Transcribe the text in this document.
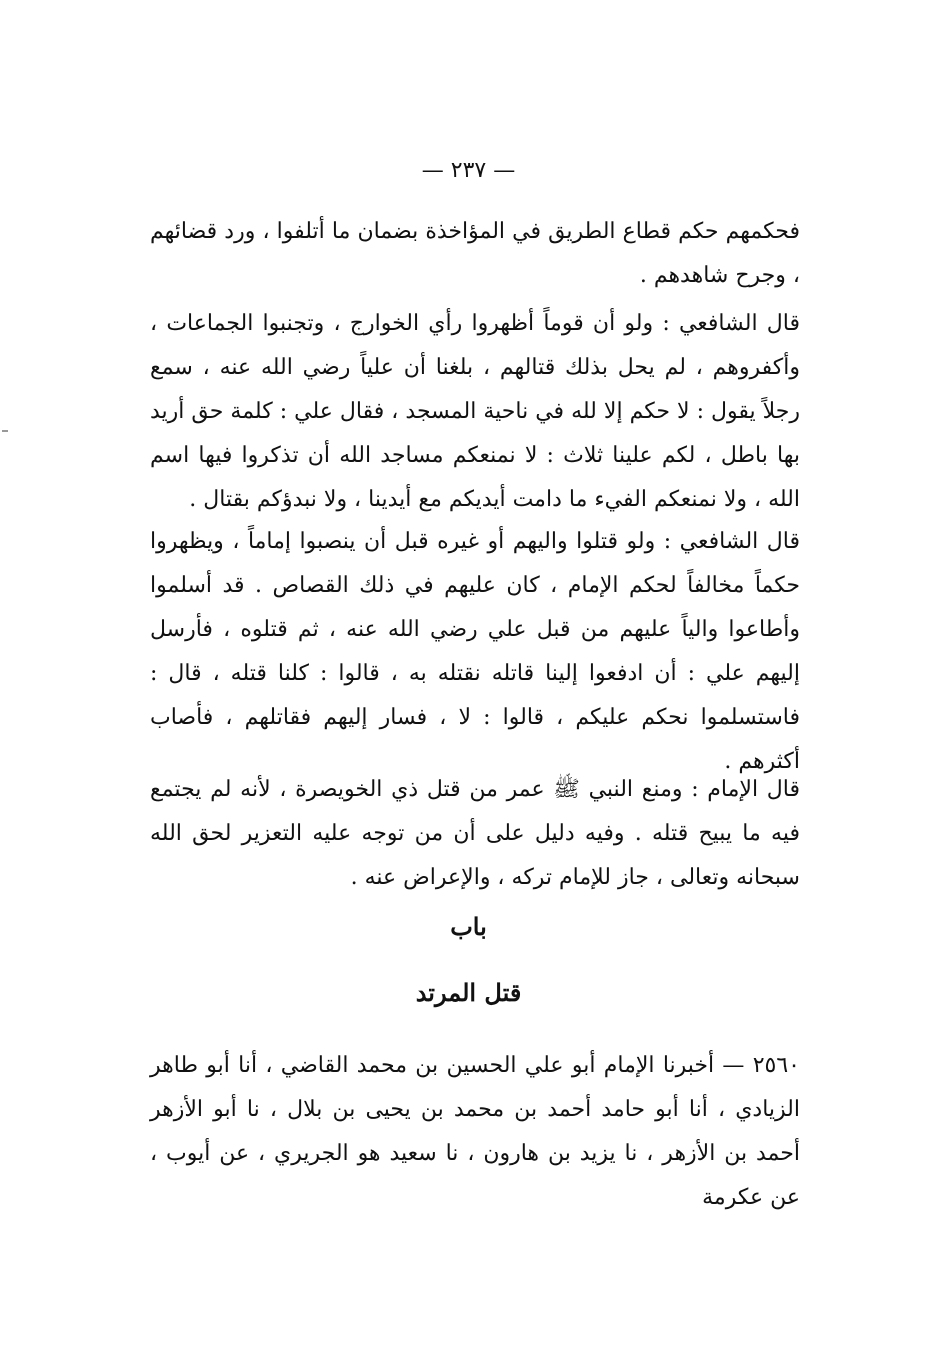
— ٢٣٧ —

فحكمهم حكم قطاع الطريق في المؤاخذة بضمان ما أتلفوا ، ورد قضائهم ، وجرح شاهدهم .

قال الشافعي : ولو أن قوماً أظهروا رأي الخوارج ، وتجنبوا الجماعات ، وأكفروهم ، لم يحل بذلك قتالهم ، بلغنا أن علياً رضي الله عنه ، سمع رجلاً يقول : لا حكم إلا لله في ناحية المسجد ، فقال علي : كلمة حق أريد بها باطل ، لكم علينا ثلاث : لا نمنعكم مساجد الله أن تذكروا فيها اسم الله ، ولا نمنعكم الفيء ما دامت أيديكم مع أيدينا ، ولا نبدؤكم بقتال .

قال الشافعي : ولو قتلوا واليهم أو غيره قبل أن ينصبوا إماماً ، ويظهروا حكماً مخالفاً لحكم الإمام ، كان عليهم في ذلك القصاص . قد أسلموا وأطاعوا والياً عليهم من قبل علي رضي الله عنه ، ثم قتلوه ، فأرسل إليهم علي : أن ادفعوا إلينا قاتله نقتله به ، قالوا : كلنا قتله ، قال : فاستسلموا نحكم عليكم ، قالوا : لا ، فسار إليهم فقاتلهم ، فأصاب أكثرهم .

قال الإمام : ومنع النبي ﷺ عمر من قتل ذي الخويصرة ، لأنه لم يجتمع فيه ما يبيح قتله . وفيه دليل على أن من توجه عليه التعزير لحق الله سبحانه وتعالى ، جاز للإمام تركه ، والإعراض عنه .

باب
قتل المرتد

٢٥٦٠ — أخبرنا الإمام أبو علي الحسين بن محمد القاضي ، أنا أبو طاهر الزيادي ، أنا أبو حامد أحمد بن محمد بن يحيى بن بلال ، نا أبو الأزهر أحمد بن الأزهر ، نا يزيد بن هارون ، نا سعيد هو الجريري ، عن أيوب ، عن عكرمة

..........

**Problem description**
Return the listing above unchanged, apart from dropping its pictures.

**Task result**
Transcribe the text in this document.
— ٢٣٧ —

فحكمهم حكم قطاع الطريق في المؤاخذة بضمان ما أتلفوا ، ورد قضائهم ، وجرح شاهدهم .

قال الشافعي : ولو أن قوماً أظهروا رأي الخوارج ، وتجنبوا الجماعات ، وأكفروهم ، لم يحل بذلك قتالهم ، بلغنا أن علياً رضي الله عنه ، سمع رجلاً يقول : لا حكم إلا لله في ناحية المسجد ، فقال علي : كلمة حق أريد بها باطل ، لكم علينا ثلاث : لا نمنعكم مساجد الله أن تذكروا فيها اسم الله ، ولا نمنعكم الفيء ما دامت أيديكم مع أيدينا ، ولا نبدؤكم بقتال .

قال الشافعي : ولو قتلوا واليهم أو غيره قبل أن ينصبوا إماماً ، ويظهروا حكماً مخالفاً لحكم الإمام ، كان عليهم في ذلك القصاص . قد أسلموا وأطاعوا والياً عليهم من قبل علي رضي الله عنه ، ثم قتلوه ، فأرسل إليهم علي : أن ادفعوا إلينا قاتله نقتله به ، قالوا : كلنا قتله ، قال : فاستسلموا نحكم عليكم ، قالوا : لا ، فسار إليهم فقاتلهم ، فأصاب أكثرهم .

قال الإمام : ومنع النبي ﷺ عمر من قتل ذي الخويصرة ، لأنه لم يجتمع فيه ما يبيح قتله . وفيه دليل على أن من توجه عليه التعزير لحق الله سبحانه وتعالى ، جاز للإمام تركه ، والإعراض عنه .

باب
قتل المرتد

٢٥٦٠ — أخبرنا الإمام أبو علي الحسين بن محمد القاضي ، أنا أبو طاهر الزيادي ، أنا أبو حامد أحمد بن محمد بن يحيى بن بلال ، نا أبو الأزهر أحمد بن الأزهر ، نا يزيد بن هارون ، نا سعيد هو الجريري ، عن أيوب ، عن عكرمة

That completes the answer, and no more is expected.